Data records -
>>>>

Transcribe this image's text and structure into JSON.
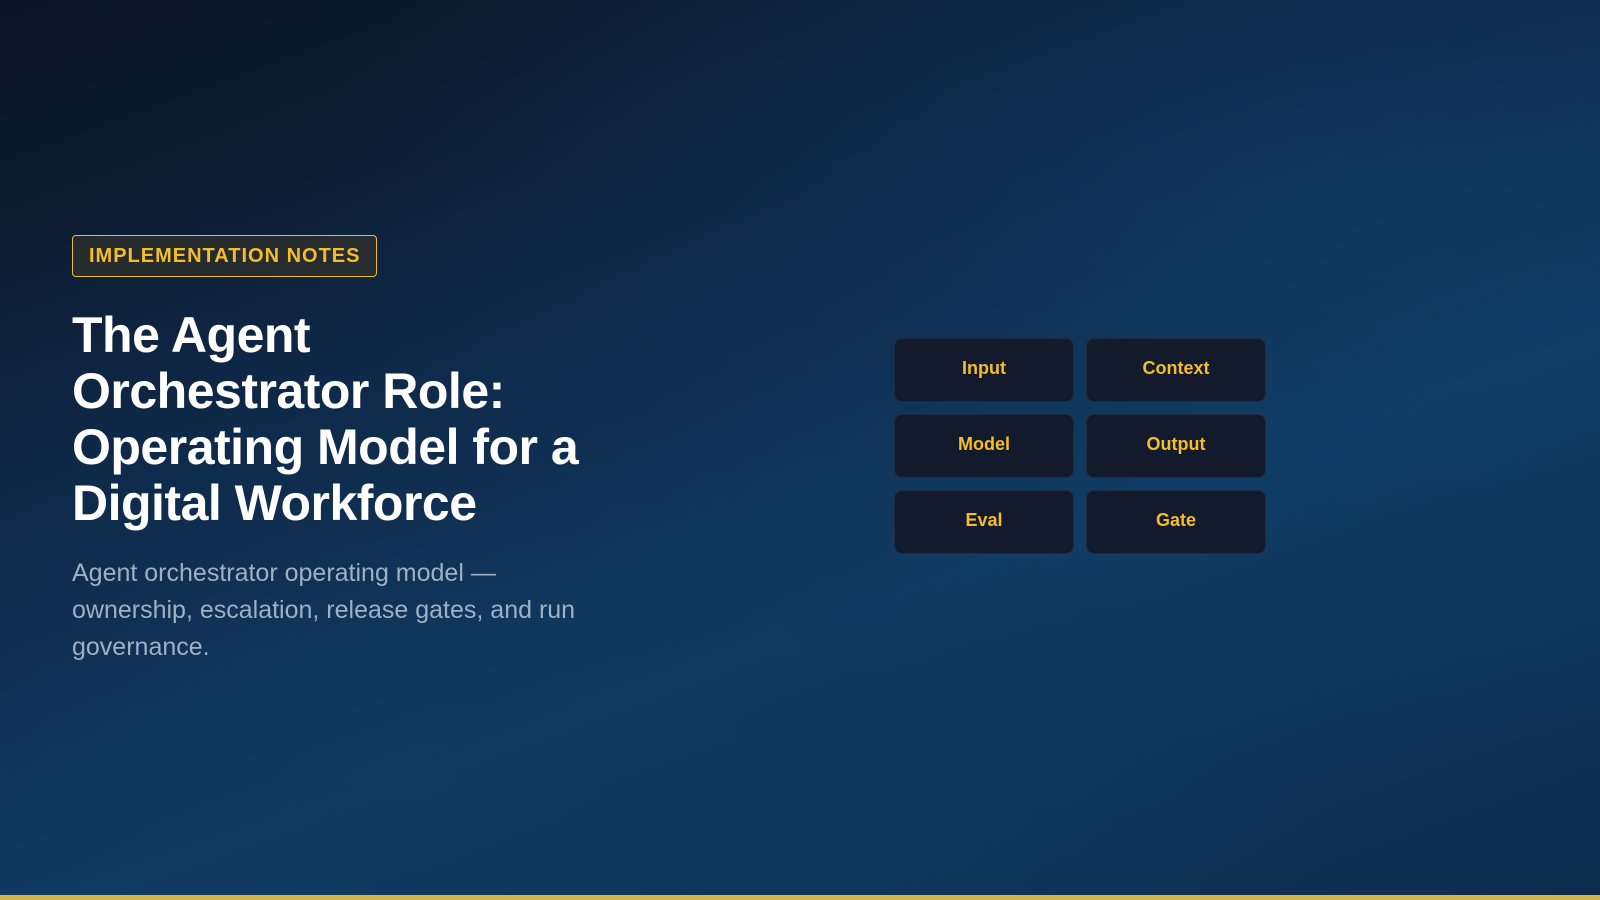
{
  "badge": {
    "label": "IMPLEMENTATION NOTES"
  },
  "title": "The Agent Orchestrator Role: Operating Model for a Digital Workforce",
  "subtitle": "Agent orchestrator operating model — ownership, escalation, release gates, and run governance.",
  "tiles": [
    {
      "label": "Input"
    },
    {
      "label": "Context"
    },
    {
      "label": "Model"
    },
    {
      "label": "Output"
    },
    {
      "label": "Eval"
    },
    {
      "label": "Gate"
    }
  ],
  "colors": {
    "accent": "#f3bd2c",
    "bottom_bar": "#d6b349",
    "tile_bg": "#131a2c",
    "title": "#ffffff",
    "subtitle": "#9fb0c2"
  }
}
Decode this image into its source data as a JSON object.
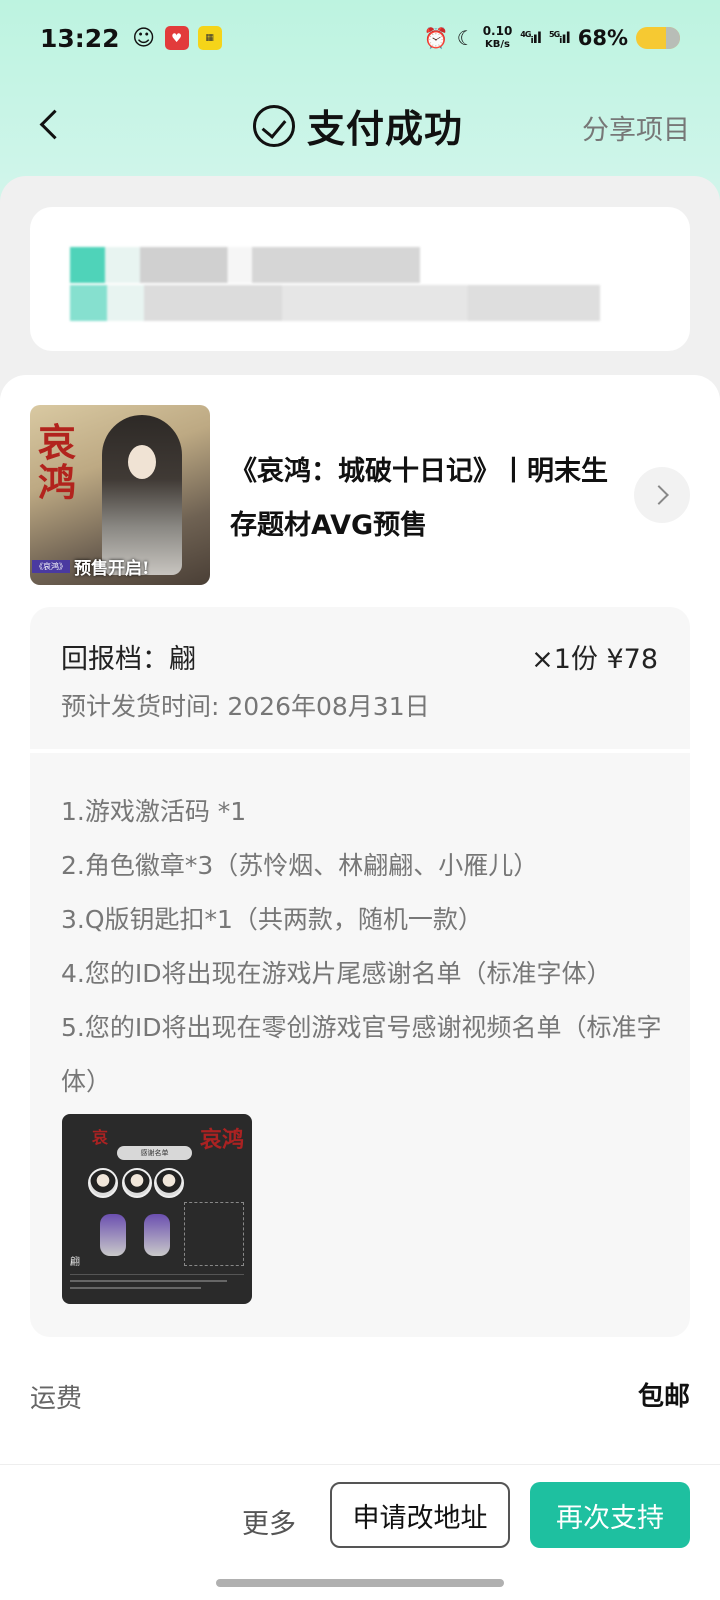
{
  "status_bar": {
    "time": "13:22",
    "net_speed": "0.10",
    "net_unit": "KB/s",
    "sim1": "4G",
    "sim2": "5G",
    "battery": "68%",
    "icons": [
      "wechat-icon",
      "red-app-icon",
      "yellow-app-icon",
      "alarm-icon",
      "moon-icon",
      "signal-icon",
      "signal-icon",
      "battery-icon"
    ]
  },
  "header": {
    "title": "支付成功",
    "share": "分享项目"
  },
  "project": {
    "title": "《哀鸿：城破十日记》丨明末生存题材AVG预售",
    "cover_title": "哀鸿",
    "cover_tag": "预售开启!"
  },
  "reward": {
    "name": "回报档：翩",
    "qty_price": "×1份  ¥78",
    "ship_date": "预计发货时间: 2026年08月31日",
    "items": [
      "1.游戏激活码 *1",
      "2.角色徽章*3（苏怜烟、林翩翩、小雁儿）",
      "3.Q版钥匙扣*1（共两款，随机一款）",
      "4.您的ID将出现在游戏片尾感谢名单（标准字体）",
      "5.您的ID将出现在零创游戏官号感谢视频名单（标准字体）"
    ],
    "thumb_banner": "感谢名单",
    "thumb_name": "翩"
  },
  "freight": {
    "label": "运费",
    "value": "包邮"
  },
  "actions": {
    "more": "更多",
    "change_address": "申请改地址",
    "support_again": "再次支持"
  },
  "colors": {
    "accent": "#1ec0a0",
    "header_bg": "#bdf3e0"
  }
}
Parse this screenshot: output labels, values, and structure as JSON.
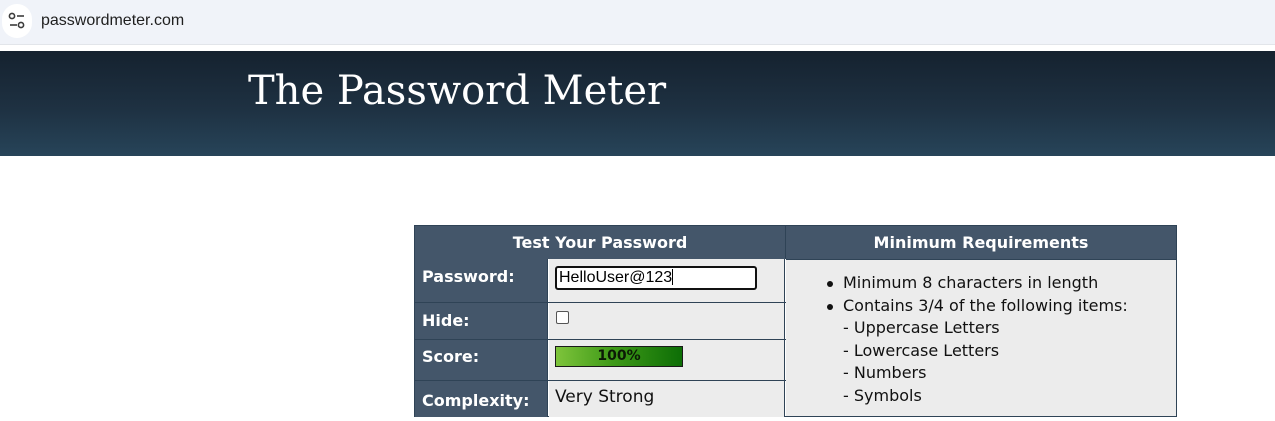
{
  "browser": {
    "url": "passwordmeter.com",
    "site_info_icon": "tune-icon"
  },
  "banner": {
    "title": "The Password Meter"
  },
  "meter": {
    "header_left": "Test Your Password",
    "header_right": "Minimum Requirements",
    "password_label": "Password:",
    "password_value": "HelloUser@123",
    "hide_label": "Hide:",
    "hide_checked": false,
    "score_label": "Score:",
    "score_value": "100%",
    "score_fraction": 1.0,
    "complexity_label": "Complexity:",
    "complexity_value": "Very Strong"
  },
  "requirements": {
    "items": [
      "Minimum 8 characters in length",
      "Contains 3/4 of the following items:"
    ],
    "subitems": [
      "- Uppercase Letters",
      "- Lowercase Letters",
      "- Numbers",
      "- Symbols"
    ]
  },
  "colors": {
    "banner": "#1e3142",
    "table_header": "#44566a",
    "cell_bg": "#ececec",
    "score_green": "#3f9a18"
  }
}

<<<<

Gather every line from the listing above in which "JSON" appears, and copy those lines.

Transcribe this image's text and structure into JSON.
Decode this image into its source data as a JSON object.
Parse this screenshot: output labels, values, and structure as JSON.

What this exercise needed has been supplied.